[begin Records]

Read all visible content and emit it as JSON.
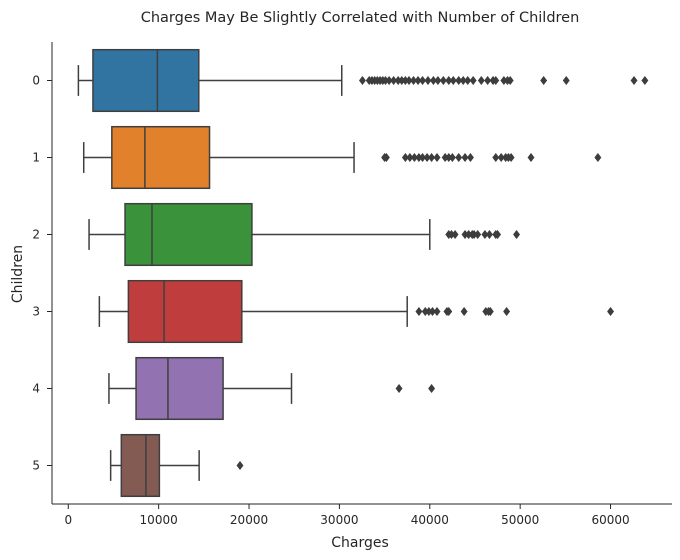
{
  "chart_data": {
    "type": "boxplot",
    "orientation": "horizontal",
    "title": "Charges May Be Slightly Correlated with Number of Children",
    "xlabel": "Charges",
    "ylabel": "Children",
    "xlim": [
      -1800,
      66800
    ],
    "x_ticks": [
      0,
      10000,
      20000,
      30000,
      40000,
      50000,
      60000
    ],
    "grid": false,
    "categories": [
      "0",
      "1",
      "2",
      "3",
      "4",
      "5"
    ],
    "colors": [
      "#3274a1",
      "#e1812c",
      "#3a923a",
      "#c03d3e",
      "#9372b2",
      "#845b53"
    ],
    "boxes": [
      {
        "category": "0",
        "whisker_low": 1120,
        "q1": 2730,
        "median": 9860,
        "q3": 14440,
        "whisker_high": 30260,
        "outliers": [
          32550,
          33300,
          33600,
          33900,
          34200,
          34500,
          34800,
          35100,
          35500,
          36000,
          36500,
          36900,
          37300,
          37700,
          38200,
          38700,
          39200,
          39800,
          40400,
          40900,
          41500,
          42100,
          42600,
          43200,
          43700,
          44200,
          44800,
          45700,
          46400,
          47000,
          47300,
          48200,
          48600,
          48900,
          52600,
          55100,
          62600,
          63800
        ]
      },
      {
        "category": "1",
        "whisker_low": 1710,
        "q1": 4820,
        "median": 8480,
        "q3": 15630,
        "whisker_high": 31620,
        "outliers": [
          35000,
          35200,
          37300,
          37800,
          38300,
          38800,
          39200,
          39700,
          40200,
          40800,
          41700,
          42100,
          42500,
          43200,
          43900,
          44500,
          47300,
          47900,
          48400,
          48700,
          49000,
          51200,
          58600
        ]
      },
      {
        "category": "2",
        "whisker_low": 2300,
        "q1": 6280,
        "median": 9260,
        "q3": 20320,
        "whisker_high": 40000,
        "outliers": [
          42100,
          42400,
          42800,
          43900,
          44300,
          44700,
          44900,
          45300,
          46100,
          46600,
          47300,
          47500,
          49600
        ]
      },
      {
        "category": "3",
        "whisker_low": 3440,
        "q1": 6650,
        "median": 10600,
        "q3": 19200,
        "whisker_high": 37500,
        "outliers": [
          38800,
          39500,
          39900,
          40300,
          40800,
          41900,
          42100,
          43800,
          46200,
          46500,
          46700,
          48500,
          60000
        ]
      },
      {
        "category": "4",
        "whisker_low": 4500,
        "q1": 7500,
        "median": 11030,
        "q3": 17130,
        "whisker_high": 24700,
        "outliers": [
          36600,
          40200
        ]
      },
      {
        "category": "5",
        "whisker_low": 4690,
        "q1": 5870,
        "median": 8590,
        "q3": 10080,
        "whisker_high": 14480,
        "outliers": [
          19000
        ]
      }
    ]
  }
}
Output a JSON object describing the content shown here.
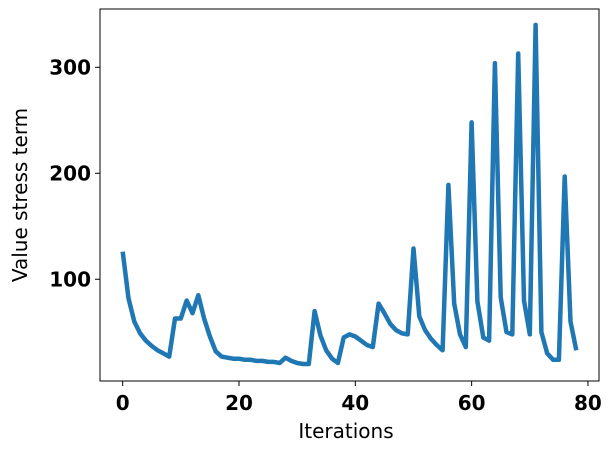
{
  "chart_data": {
    "type": "line",
    "title": "",
    "xlabel": "Iterations",
    "ylabel": "Value stress term",
    "xlim": [
      -3.9,
      81.9
    ],
    "ylim": [
      4,
      355
    ],
    "xticks": [
      0,
      20,
      40,
      60,
      80
    ],
    "yticks": [
      100,
      200,
      300
    ],
    "grid": false,
    "legend": "none",
    "series": [
      {
        "color": "#1f77b4",
        "x": [
          0,
          1,
          2,
          3,
          4,
          5,
          6,
          7,
          8,
          9,
          10,
          11,
          12,
          13,
          14,
          15,
          16,
          17,
          18,
          19,
          20,
          21,
          22,
          23,
          24,
          25,
          26,
          27,
          28,
          29,
          30,
          31,
          32,
          33,
          34,
          35,
          36,
          37,
          38,
          39,
          40,
          41,
          42,
          43,
          44,
          45,
          46,
          47,
          48,
          49,
          50,
          51,
          52,
          53,
          54,
          55,
          56,
          57,
          58,
          59,
          60,
          61,
          62,
          63,
          64,
          65,
          66,
          67,
          68,
          69,
          70,
          71,
          72,
          73,
          74,
          75,
          76,
          77,
          78
        ],
        "y": [
          126,
          82,
          60,
          49,
          42,
          37,
          33,
          30,
          27,
          63,
          63,
          80,
          68,
          85,
          63,
          46,
          32,
          27,
          26,
          25,
          25,
          24,
          24,
          23,
          23,
          22,
          22,
          21,
          26,
          23,
          21,
          20,
          20,
          70,
          47,
          33,
          25,
          21,
          45,
          48,
          46,
          42,
          38,
          36,
          77,
          68,
          58,
          52,
          49,
          48,
          129,
          65,
          52,
          44,
          38,
          33,
          189,
          77,
          48,
          36,
          248,
          79,
          45,
          42,
          304,
          83,
          50,
          48,
          313,
          80,
          48,
          340,
          50,
          30,
          24,
          24,
          197,
          60,
          33
        ]
      }
    ]
  }
}
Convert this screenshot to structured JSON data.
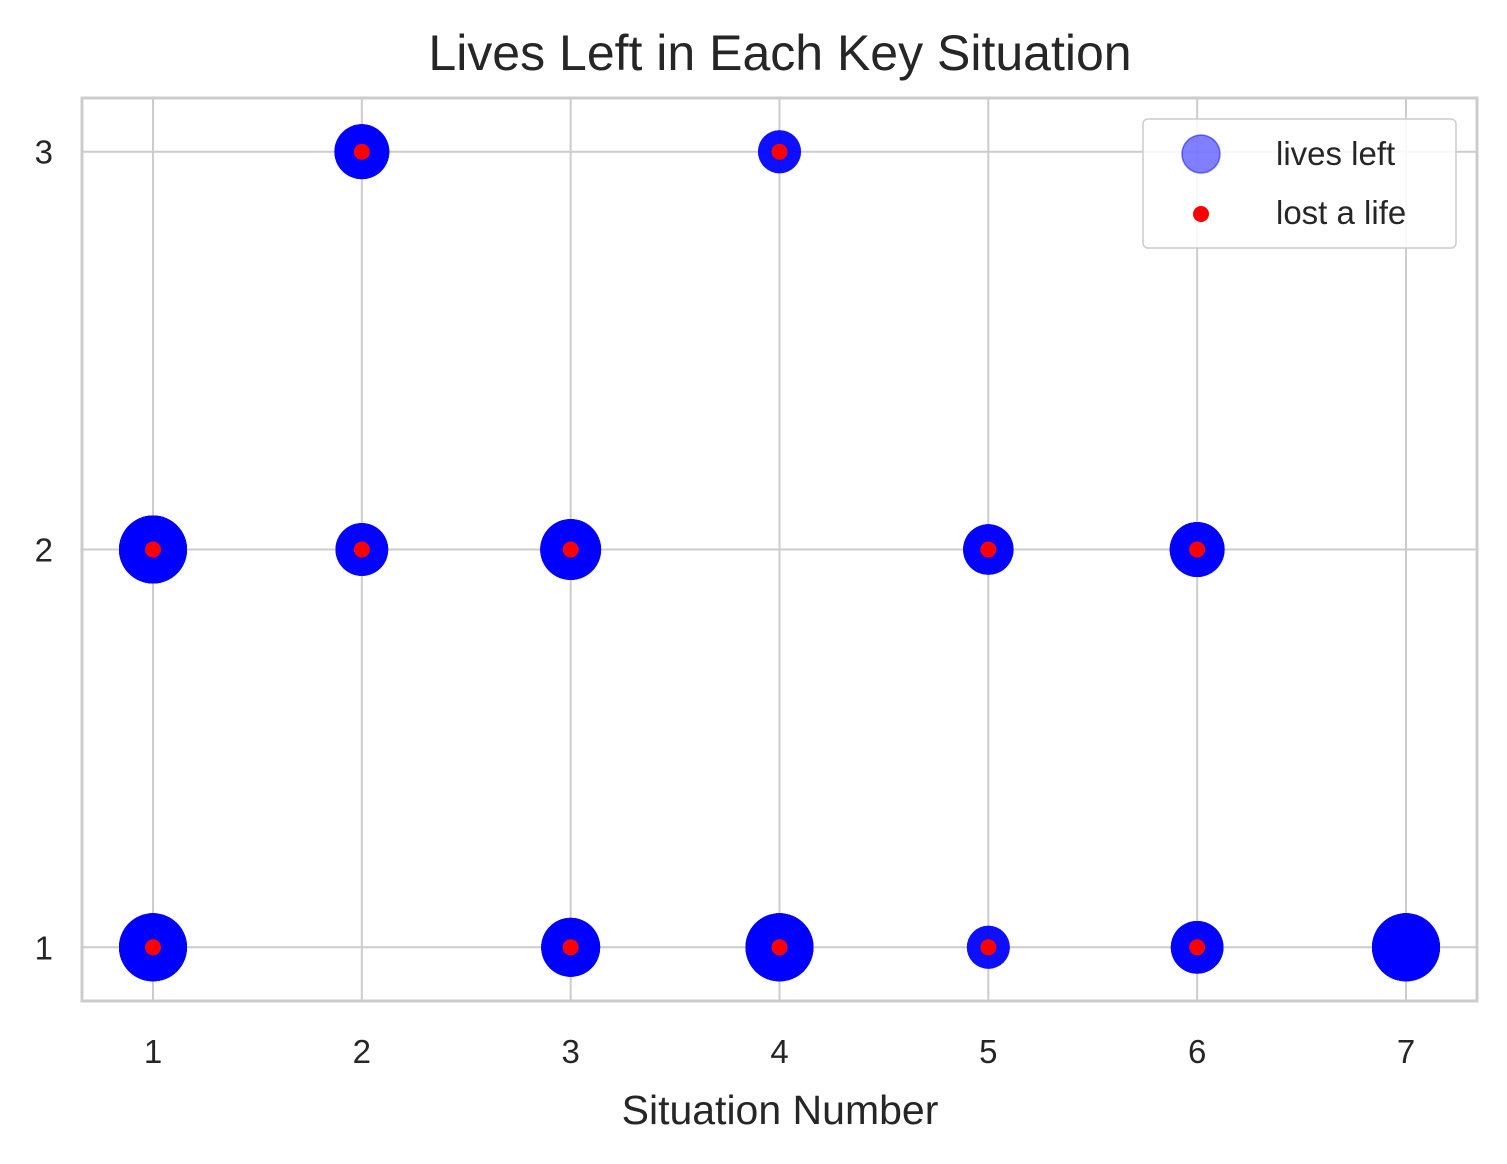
{
  "chart_data": {
    "type": "scatter",
    "title": "Lives Left in Each Key Situation",
    "xlabel": "Situation Number",
    "ylabel": "",
    "xlim": [
      0.66,
      7.34
    ],
    "ylim": [
      0.865,
      3.135
    ],
    "xticks": [
      "1",
      "2",
      "3",
      "4",
      "5",
      "6",
      "7"
    ],
    "yticks": [
      "1",
      "2",
      "3"
    ],
    "grid": true,
    "legend_position": "top-right",
    "series": [
      {
        "name": "lives left",
        "kind": "bubble",
        "color": "#0000ff",
        "points": [
          {
            "x": 1,
            "y": 1,
            "size": 1.0
          },
          {
            "x": 1,
            "y": 2,
            "size": 1.0
          },
          {
            "x": 2,
            "y": 2,
            "size": 0.6
          },
          {
            "x": 2,
            "y": 3,
            "size": 0.65
          },
          {
            "x": 3,
            "y": 1,
            "size": 0.75
          },
          {
            "x": 3,
            "y": 2,
            "size": 0.8
          },
          {
            "x": 4,
            "y": 1,
            "size": 1.0
          },
          {
            "x": 4,
            "y": 3,
            "size": 0.4
          },
          {
            "x": 5,
            "y": 1,
            "size": 0.4
          },
          {
            "x": 5,
            "y": 2,
            "size": 0.55
          },
          {
            "x": 6,
            "y": 1,
            "size": 0.6
          },
          {
            "x": 6,
            "y": 2,
            "size": 0.65
          },
          {
            "x": 7,
            "y": 1,
            "size": 1.0
          }
        ]
      },
      {
        "name": "lost a life",
        "kind": "dot",
        "color": "#ff0000",
        "points": [
          {
            "x": 1,
            "y": 1
          },
          {
            "x": 1,
            "y": 2
          },
          {
            "x": 2,
            "y": 2
          },
          {
            "x": 2,
            "y": 3
          },
          {
            "x": 3,
            "y": 1
          },
          {
            "x": 3,
            "y": 2
          },
          {
            "x": 4,
            "y": 1
          },
          {
            "x": 4,
            "y": 3
          },
          {
            "x": 5,
            "y": 1
          },
          {
            "x": 5,
            "y": 2
          },
          {
            "x": 6,
            "y": 1
          },
          {
            "x": 6,
            "y": 2
          }
        ]
      }
    ]
  }
}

[end Records]

__Written problem__. Write the listing out a second time exactly, dropping all images.

__Exercise answer__.
Read all visible content and emit it as JSON.
{
  "chart_data": {
    "type": "boxplot",
    "orientation": "horizontal",
    "title": "Charges May Be Slightly Correlated with Number of Children",
    "xlabel": "Charges",
    "ylabel": "Children",
    "xlim": [
      -1800,
      66800
    ],
    "x_ticks": [
      0,
      10000,
      20000,
      30000,
      40000,
      50000,
      60000
    ],
    "grid": false,
    "categories": [
      "0",
      "1",
      "2",
      "3",
      "4",
      "5"
    ],
    "colors": [
      "#3274a1",
      "#e1812c",
      "#3a923a",
      "#c03d3e",
      "#9372b2",
      "#845b53"
    ],
    "boxes": [
      {
        "category": "0",
        "whisker_low": 1120,
        "q1": 2730,
        "median": 9860,
        "q3": 14440,
        "whisker_high": 30260,
        "outliers": [
          32550,
          33300,
          33600,
          33900,
          34200,
          34500,
          34800,
          35100,
          35500,
          36000,
          36500,
          36900,
          37300,
          37700,
          38200,
          38700,
          39200,
          39800,
          40400,
          40900,
          41500,
          42100,
          42600,
          43200,
          43700,
          44200,
          44800,
          45700,
          46400,
          47000,
          47300,
          48200,
          48600,
          48900,
          52600,
          55100,
          62600,
          63800
        ]
      },
      {
        "category": "1",
        "whisker_low": 1710,
        "q1": 4820,
        "median": 8480,
        "q3": 15630,
        "whisker_high": 31620,
        "outliers": [
          35000,
          35200,
          37300,
          37800,
          38300,
          38800,
          39200,
          39700,
          40200,
          40800,
          41700,
          42100,
          42500,
          43200,
          43900,
          44500,
          47300,
          47900,
          48400,
          48700,
          49000,
          51200,
          58600
        ]
      },
      {
        "category": "2",
        "whisker_low": 2300,
        "q1": 6280,
        "median": 9260,
        "q3": 20320,
        "whisker_high": 40000,
        "outliers": [
          42100,
          42400,
          42800,
          43900,
          44300,
          44700,
          44900,
          45300,
          46100,
          46600,
          47300,
          47500,
          49600
        ]
      },
      {
        "category": "3",
        "whisker_low": 3440,
        "q1": 6650,
        "median": 10600,
        "q3": 19200,
        "whisker_high": 37500,
        "outliers": [
          38800,
          39500,
          39900,
          40300,
          40800,
          41900,
          42100,
          43800,
          46200,
          46500,
          46700,
          48500,
          60000
        ]
      },
      {
        "category": "4",
        "whisker_low": 4500,
        "q1": 7500,
        "median": 11030,
        "q3": 17130,
        "whisker_high": 24700,
        "outliers": [
          36600,
          40200
        ]
      },
      {
        "category": "5",
        "whisker_low": 4690,
        "q1": 5870,
        "median": 8590,
        "q3": 10080,
        "whisker_high": 14480,
        "outliers": [
          19000
        ]
      }
    ]
  }
}
Output a JSON object describing the content shown here.
{
  "chart_data": {
    "type": "line",
    "title": "",
    "xlabel": "Iterations",
    "ylabel": "Value stress term",
    "xlim": [
      -3.9,
      81.9
    ],
    "ylim": [
      4,
      355
    ],
    "xticks": [
      0,
      20,
      40,
      60,
      80
    ],
    "yticks": [
      100,
      200,
      300
    ],
    "grid": false,
    "legend": "none",
    "series": [
      {
        "color": "#1f77b4",
        "x": [
          0,
          1,
          2,
          3,
          4,
          5,
          6,
          7,
          8,
          9,
          10,
          11,
          12,
          13,
          14,
          15,
          16,
          17,
          18,
          19,
          20,
          21,
          22,
          23,
          24,
          25,
          26,
          27,
          28,
          29,
          30,
          31,
          32,
          33,
          34,
          35,
          36,
          37,
          38,
          39,
          40,
          41,
          42,
          43,
          44,
          45,
          46,
          47,
          48,
          49,
          50,
          51,
          52,
          53,
          54,
          55,
          56,
          57,
          58,
          59,
          60,
          61,
          62,
          63,
          64,
          65,
          66,
          67,
          68,
          69,
          70,
          71,
          72,
          73,
          74,
          75,
          76,
          77,
          78
        ],
        "y": [
          126,
          82,
          60,
          49,
          42,
          37,
          33,
          30,
          27,
          63,
          63,
          80,
          68,
          85,
          63,
          46,
          32,
          27,
          26,
          25,
          25,
          24,
          24,
          23,
          23,
          22,
          22,
          21,
          26,
          23,
          21,
          20,
          20,
          70,
          47,
          33,
          25,
          21,
          45,
          48,
          46,
          42,
          38,
          36,
          77,
          68,
          58,
          52,
          49,
          48,
          129,
          65,
          52,
          44,
          38,
          33,
          189,
          77,
          48,
          36,
          248,
          79,
          45,
          42,
          304,
          83,
          50,
          48,
          313,
          80,
          48,
          340,
          50,
          30,
          24,
          24,
          197,
          60,
          33
        ]
      }
    ]
  }
}
Convert this screenshot to structured JSON data.
{
  "chart_data": {
    "type": "scatter",
    "title": "Lives Left in Each Key Situation",
    "xlabel": "Situation Number",
    "ylabel": "",
    "xlim": [
      0.66,
      7.34
    ],
    "ylim": [
      0.865,
      3.135
    ],
    "xticks": [
      "1",
      "2",
      "3",
      "4",
      "5",
      "6",
      "7"
    ],
    "yticks": [
      "1",
      "2",
      "3"
    ],
    "grid": true,
    "legend_position": "top-right",
    "series": [
      {
        "name": "lives left",
        "kind": "bubble",
        "color": "#0000ff",
        "points": [
          {
            "x": 1,
            "y": 1,
            "size": 1.0
          },
          {
            "x": 1,
            "y": 2,
            "size": 1.0
          },
          {
            "x": 2,
            "y": 2,
            "size": 0.6
          },
          {
            "x": 2,
            "y": 3,
            "size": 0.65
          },
          {
            "x": 3,
            "y": 1,
            "size": 0.75
          },
          {
            "x": 3,
            "y": 2,
            "size": 0.8
          },
          {
            "x": 4,
            "y": 1,
            "size": 1.0
          },
          {
            "x": 4,
            "y": 3,
            "size": 0.4
          },
          {
            "x": 5,
            "y": 1,
            "size": 0.4
          },
          {
            "x": 5,
            "y": 2,
            "size": 0.55
          },
          {
            "x": 6,
            "y": 1,
            "size": 0.6
          },
          {
            "x": 6,
            "y": 2,
            "size": 0.65
          },
          {
            "x": 7,
            "y": 1,
            "size": 1.0
          }
        ]
      },
      {
        "name": "lost a life",
        "kind": "dot",
        "color": "#ff0000",
        "points": [
          {
            "x": 1,
            "y": 1
          },
          {
            "x": 1,
            "y": 2
          },
          {
            "x": 2,
            "y": 2
          },
          {
            "x": 2,
            "y": 3
          },
          {
            "x": 3,
            "y": 1
          },
          {
            "x": 3,
            "y": 2
          },
          {
            "x": 4,
            "y": 1
          },
          {
            "x": 4,
            "y": 3
          },
          {
            "x": 5,
            "y": 1
          },
          {
            "x": 5,
            "y": 2
          },
          {
            "x": 6,
            "y": 1
          },
          {
            "x": 6,
            "y": 2
          }
        ]
      }
    ]
  }
}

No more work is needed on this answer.